• Requirements
Reproduce all of the data exactly, with no line skipped.

• Material for this exercise
start

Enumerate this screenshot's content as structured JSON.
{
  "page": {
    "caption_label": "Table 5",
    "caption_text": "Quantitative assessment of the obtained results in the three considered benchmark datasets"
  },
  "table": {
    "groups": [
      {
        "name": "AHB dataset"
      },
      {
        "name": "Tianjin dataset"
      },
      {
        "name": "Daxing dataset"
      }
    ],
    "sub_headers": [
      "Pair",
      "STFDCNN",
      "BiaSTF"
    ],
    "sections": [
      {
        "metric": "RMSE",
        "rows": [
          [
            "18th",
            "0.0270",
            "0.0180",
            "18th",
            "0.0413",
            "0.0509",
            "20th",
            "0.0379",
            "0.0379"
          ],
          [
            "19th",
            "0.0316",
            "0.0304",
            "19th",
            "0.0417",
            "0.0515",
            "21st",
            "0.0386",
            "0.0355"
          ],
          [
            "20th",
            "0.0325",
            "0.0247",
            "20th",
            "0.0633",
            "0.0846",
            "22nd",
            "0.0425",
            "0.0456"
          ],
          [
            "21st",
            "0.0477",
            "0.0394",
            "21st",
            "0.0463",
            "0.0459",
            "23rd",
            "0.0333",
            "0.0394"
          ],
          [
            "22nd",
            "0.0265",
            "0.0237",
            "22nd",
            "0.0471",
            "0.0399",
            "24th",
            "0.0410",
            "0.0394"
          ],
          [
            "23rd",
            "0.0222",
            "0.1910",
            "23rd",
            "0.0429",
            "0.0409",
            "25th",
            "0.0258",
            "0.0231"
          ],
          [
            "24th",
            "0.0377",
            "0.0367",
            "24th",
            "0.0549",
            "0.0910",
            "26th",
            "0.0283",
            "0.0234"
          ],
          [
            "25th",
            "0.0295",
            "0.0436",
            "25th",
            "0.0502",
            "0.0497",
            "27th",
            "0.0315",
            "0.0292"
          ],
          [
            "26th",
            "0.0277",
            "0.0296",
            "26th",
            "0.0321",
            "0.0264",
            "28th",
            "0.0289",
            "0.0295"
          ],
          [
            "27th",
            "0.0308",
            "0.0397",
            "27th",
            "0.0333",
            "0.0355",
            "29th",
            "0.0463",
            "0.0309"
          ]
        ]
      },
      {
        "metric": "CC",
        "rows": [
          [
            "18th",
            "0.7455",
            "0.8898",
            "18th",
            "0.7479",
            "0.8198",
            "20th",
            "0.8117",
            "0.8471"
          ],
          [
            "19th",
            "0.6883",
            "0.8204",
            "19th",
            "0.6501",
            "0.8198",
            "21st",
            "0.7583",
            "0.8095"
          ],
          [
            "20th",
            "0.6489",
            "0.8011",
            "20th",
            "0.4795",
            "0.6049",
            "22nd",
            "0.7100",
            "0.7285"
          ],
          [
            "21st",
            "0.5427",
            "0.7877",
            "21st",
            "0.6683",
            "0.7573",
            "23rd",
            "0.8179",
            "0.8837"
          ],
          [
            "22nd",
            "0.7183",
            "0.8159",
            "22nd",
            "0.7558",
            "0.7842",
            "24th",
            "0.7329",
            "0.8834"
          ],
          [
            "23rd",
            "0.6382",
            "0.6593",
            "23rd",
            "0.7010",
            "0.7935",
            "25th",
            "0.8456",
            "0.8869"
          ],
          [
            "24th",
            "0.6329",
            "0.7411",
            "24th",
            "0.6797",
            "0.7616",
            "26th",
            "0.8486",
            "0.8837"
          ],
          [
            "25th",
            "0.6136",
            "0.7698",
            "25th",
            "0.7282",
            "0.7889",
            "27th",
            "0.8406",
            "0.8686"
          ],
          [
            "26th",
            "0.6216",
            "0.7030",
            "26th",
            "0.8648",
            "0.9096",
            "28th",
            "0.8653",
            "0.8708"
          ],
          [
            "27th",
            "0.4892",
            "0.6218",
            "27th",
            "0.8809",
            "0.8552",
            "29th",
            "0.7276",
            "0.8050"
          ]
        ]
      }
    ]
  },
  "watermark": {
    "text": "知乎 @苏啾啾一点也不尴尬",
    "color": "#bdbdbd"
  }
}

end

• Output of the exercise
Enumerate this screenshot's content as structured JSON.
{
  "page": {
    "caption_label": "Table 5",
    "caption_text": "Quantitative assessment of the obtained results in the three considered benchmark datasets"
  },
  "table": {
    "groups": [
      {
        "name": "AHB dataset"
      },
      {
        "name": "Tianjin dataset"
      },
      {
        "name": "Daxing dataset"
      }
    ],
    "sub_headers": [
      "Pair",
      "STFDCNN",
      "BiaSTF"
    ],
    "sections": [
      {
        "metric": "RMSE",
        "rows": [
          [
            "18th",
            "0.0270",
            "0.0180",
            "18th",
            "0.0413",
            "0.0509",
            "20th",
            "0.0379",
            "0.0379"
          ],
          [
            "19th",
            "0.0316",
            "0.0304",
            "19th",
            "0.0417",
            "0.0515",
            "21st",
            "0.0386",
            "0.0355"
          ],
          [
            "20th",
            "0.0325",
            "0.0247",
            "20th",
            "0.0633",
            "0.0846",
            "22nd",
            "0.0425",
            "0.0456"
          ],
          [
            "21st",
            "0.0477",
            "0.0394",
            "21st",
            "0.0463",
            "0.0459",
            "23rd",
            "0.0333",
            "0.0394"
          ],
          [
            "22nd",
            "0.0265",
            "0.0237",
            "22nd",
            "0.0471",
            "0.0399",
            "24th",
            "0.0410",
            "0.0394"
          ],
          [
            "23rd",
            "0.0222",
            "0.1910",
            "23rd",
            "0.0429",
            "0.0409",
            "25th",
            "0.0258",
            "0.0231"
          ],
          [
            "24th",
            "0.0377",
            "0.0367",
            "24th",
            "0.0549",
            "0.0910",
            "26th",
            "0.0283",
            "0.0234"
          ],
          [
            "25th",
            "0.0295",
            "0.0436",
            "25th",
            "0.0502",
            "0.0497",
            "27th",
            "0.0315",
            "0.0292"
          ],
          [
            "26th",
            "0.0277",
            "0.0296",
            "26th",
            "0.0321",
            "0.0264",
            "28th",
            "0.0289",
            "0.0295"
          ],
          [
            "27th",
            "0.0308",
            "0.0397",
            "27th",
            "0.0333",
            "0.0355",
            "29th",
            "0.0463",
            "0.0309"
          ]
        ]
      },
      {
        "metric": "CC",
        "rows": [
          [
            "18th",
            "0.7455",
            "0.8898",
            "18th",
            "0.7479",
            "0.8198",
            "20th",
            "0.8117",
            "0.8471"
          ],
          [
            "19th",
            "0.6883",
            "0.8204",
            "19th",
            "0.6501",
            "0.8198",
            "21st",
            "0.7583",
            "0.8095"
          ],
          [
            "20th",
            "0.6489",
            "0.8011",
            "20th",
            "0.4795",
            "0.6049",
            "22nd",
            "0.7100",
            "0.7285"
          ],
          [
            "21st",
            "0.5427",
            "0.7877",
            "21st",
            "0.6683",
            "0.7573",
            "23rd",
            "0.8179",
            "0.8837"
          ],
          [
            "22nd",
            "0.7183",
            "0.8159",
            "22nd",
            "0.7558",
            "0.7842",
            "24th",
            "0.7329",
            "0.8834"
          ],
          [
            "23rd",
            "0.6382",
            "0.6593",
            "23rd",
            "0.7010",
            "0.7935",
            "25th",
            "0.8456",
            "0.8869"
          ],
          [
            "24th",
            "0.6329",
            "0.7411",
            "24th",
            "0.6797",
            "0.7616",
            "26th",
            "0.8486",
            "0.8837"
          ],
          [
            "25th",
            "0.6136",
            "0.7698",
            "25th",
            "0.7282",
            "0.7889",
            "27th",
            "0.8406",
            "0.8686"
          ],
          [
            "26th",
            "0.6216",
            "0.7030",
            "26th",
            "0.8648",
            "0.9096",
            "28th",
            "0.8653",
            "0.8708"
          ],
          [
            "27th",
            "0.4892",
            "0.6218",
            "27th",
            "0.8809",
            "0.8552",
            "29th",
            "0.7276",
            "0.8050"
          ]
        ]
      }
    ]
  },
  "watermark": {
    "text": "知乎 @苏啾啾一点也不尴尬",
    "color": "#bdbdbd"
  }
}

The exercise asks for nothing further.